(Data records)

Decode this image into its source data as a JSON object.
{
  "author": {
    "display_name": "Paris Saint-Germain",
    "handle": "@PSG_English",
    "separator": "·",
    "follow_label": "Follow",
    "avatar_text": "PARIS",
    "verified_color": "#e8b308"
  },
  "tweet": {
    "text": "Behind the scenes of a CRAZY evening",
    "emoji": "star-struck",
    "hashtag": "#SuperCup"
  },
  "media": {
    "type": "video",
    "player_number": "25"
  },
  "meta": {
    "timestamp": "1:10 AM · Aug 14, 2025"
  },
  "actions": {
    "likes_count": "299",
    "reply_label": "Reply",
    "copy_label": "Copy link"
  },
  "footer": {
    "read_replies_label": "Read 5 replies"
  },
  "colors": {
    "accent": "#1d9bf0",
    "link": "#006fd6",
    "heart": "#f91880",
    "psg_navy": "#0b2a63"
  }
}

### Your task
Copy each record from above without leaving any out.

### Reply
Decode this image into its source data as a JSON object.
{
  "author": {
    "display_name": "Paris Saint-Germain",
    "handle": "@PSG_English",
    "separator": "·",
    "follow_label": "Follow",
    "avatar_text": "PARIS",
    "verified_color": "#e8b308"
  },
  "tweet": {
    "text": "Behind the scenes of a CRAZY evening",
    "emoji": "star-struck",
    "hashtag": "#SuperCup"
  },
  "media": {
    "type": "video",
    "player_number": "25"
  },
  "meta": {
    "timestamp": "1:10 AM · Aug 14, 2025"
  },
  "actions": {
    "likes_count": "299",
    "reply_label": "Reply",
    "copy_label": "Copy link"
  },
  "footer": {
    "read_replies_label": "Read 5 replies"
  },
  "colors": {
    "accent": "#1d9bf0",
    "link": "#006fd6",
    "heart": "#f91880",
    "psg_navy": "#0b2a63"
  }
}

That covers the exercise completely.